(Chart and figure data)
::::
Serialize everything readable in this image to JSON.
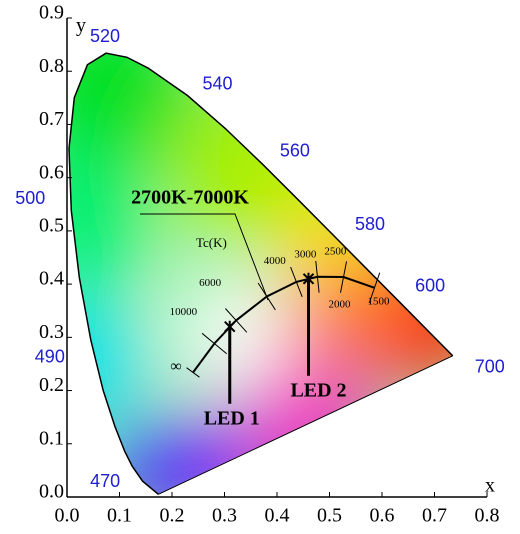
{
  "chart_data": {
    "type": "chromaticity",
    "xlabel": "x",
    "ylabel": "y",
    "xlim": [
      0,
      0.8
    ],
    "ylim": [
      0,
      0.9
    ],
    "xticks": [
      {
        "value": 0,
        "label": "0.0"
      },
      0.1,
      0.2,
      0.3,
      0.4,
      0.5,
      0.6,
      0.7,
      0.8
    ],
    "yticks": [
      {
        "value": 0,
        "label": "0.0"
      },
      0.1,
      0.2,
      0.3,
      0.4,
      0.5,
      0.6,
      0.7,
      0.8,
      0.9
    ],
    "spectral_locus": {
      "x": [
        0.1741,
        0.144,
        0.1241,
        0.1096,
        0.0913,
        0.0687,
        0.0454,
        0.0235,
        0.0082,
        0.0039,
        0.0139,
        0.0389,
        0.0743,
        0.1142,
        0.1547,
        0.2296,
        0.3016,
        0.3731,
        0.4441,
        0.5125,
        0.5752,
        0.627,
        0.6658,
        0.6915,
        0.719,
        0.7347
      ],
      "y": [
        0.005,
        0.0297,
        0.0578,
        0.0868,
        0.1327,
        0.2007,
        0.295,
        0.4127,
        0.5384,
        0.6548,
        0.7502,
        0.812,
        0.8338,
        0.8262,
        0.8059,
        0.7543,
        0.6923,
        0.6245,
        0.5547,
        0.4866,
        0.4242,
        0.3725,
        0.334,
        0.3083,
        0.2809,
        0.2653
      ]
    },
    "wavelength_labels": {
      "wavelengths": [
        470,
        490,
        500,
        520,
        540,
        560,
        580,
        600,
        700
      ],
      "x": [
        0.1241,
        0.0454,
        0.0082,
        0.0743,
        0.2296,
        0.3731,
        0.5125,
        0.627,
        0.7347
      ],
      "y": [
        0.0578,
        0.295,
        0.5384,
        0.8338,
        0.7543,
        0.6245,
        0.4866,
        0.3725,
        0.2653
      ]
    },
    "planckian_locus": {
      "labels": [
        "∞",
        10000,
        6000,
        4000,
        3000,
        2500,
        2000,
        1500
      ],
      "x": [
        0.24,
        0.2807,
        0.3221,
        0.3805,
        0.4369,
        0.477,
        0.5267,
        0.5857
      ],
      "y": [
        0.234,
        0.2884,
        0.3318,
        0.3768,
        0.4041,
        0.4137,
        0.4133,
        0.3931
      ]
    },
    "range_label": "2700K-7000K",
    "cct_axis_label": "Tc(K)",
    "points": {
      "names": [
        "LED 1",
        "LED 2"
      ],
      "x": [
        0.31,
        0.46
      ],
      "y": [
        0.32,
        0.41
      ]
    }
  }
}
::::
◆ Work to be completed ◆
Pictures stay out of the copy; please restate every record above exactly.

◆ Solution for this exercise ◆
Serialize everything readable in this image to JSON.
{
  "chart_data": {
    "type": "chromaticity",
    "xlabel": "x",
    "ylabel": "y",
    "xlim": [
      0,
      0.8
    ],
    "ylim": [
      0,
      0.9
    ],
    "xticks": [
      {
        "value": 0,
        "label": "0.0"
      },
      0.1,
      0.2,
      0.3,
      0.4,
      0.5,
      0.6,
      0.7,
      0.8
    ],
    "yticks": [
      {
        "value": 0,
        "label": "0.0"
      },
      0.1,
      0.2,
      0.3,
      0.4,
      0.5,
      0.6,
      0.7,
      0.8,
      0.9
    ],
    "spectral_locus": {
      "x": [
        0.1741,
        0.144,
        0.1241,
        0.1096,
        0.0913,
        0.0687,
        0.0454,
        0.0235,
        0.0082,
        0.0039,
        0.0139,
        0.0389,
        0.0743,
        0.1142,
        0.1547,
        0.2296,
        0.3016,
        0.3731,
        0.4441,
        0.5125,
        0.5752,
        0.627,
        0.6658,
        0.6915,
        0.719,
        0.7347
      ],
      "y": [
        0.005,
        0.0297,
        0.0578,
        0.0868,
        0.1327,
        0.2007,
        0.295,
        0.4127,
        0.5384,
        0.6548,
        0.7502,
        0.812,
        0.8338,
        0.8262,
        0.8059,
        0.7543,
        0.6923,
        0.6245,
        0.5547,
        0.4866,
        0.4242,
        0.3725,
        0.334,
        0.3083,
        0.2809,
        0.2653
      ]
    },
    "wavelength_labels": {
      "wavelengths": [
        470,
        490,
        500,
        520,
        540,
        560,
        580,
        600,
        700
      ],
      "x": [
        0.1241,
        0.0454,
        0.0082,
        0.0743,
        0.2296,
        0.3731,
        0.5125,
        0.627,
        0.7347
      ],
      "y": [
        0.0578,
        0.295,
        0.5384,
        0.8338,
        0.7543,
        0.6245,
        0.4866,
        0.3725,
        0.2653
      ]
    },
    "planckian_locus": {
      "labels": [
        "∞",
        10000,
        6000,
        4000,
        3000,
        2500,
        2000,
        1500
      ],
      "x": [
        0.24,
        0.2807,
        0.3221,
        0.3805,
        0.4369,
        0.477,
        0.5267,
        0.5857
      ],
      "y": [
        0.234,
        0.2884,
        0.3318,
        0.3768,
        0.4041,
        0.4137,
        0.4133,
        0.3931
      ]
    },
    "range_label": "2700K-7000K",
    "cct_axis_label": "Tc(K)",
    "points": {
      "names": [
        "LED 1",
        "LED 2"
      ],
      "x": [
        0.31,
        0.46
      ],
      "y": [
        0.32,
        0.41
      ]
    }
  }
}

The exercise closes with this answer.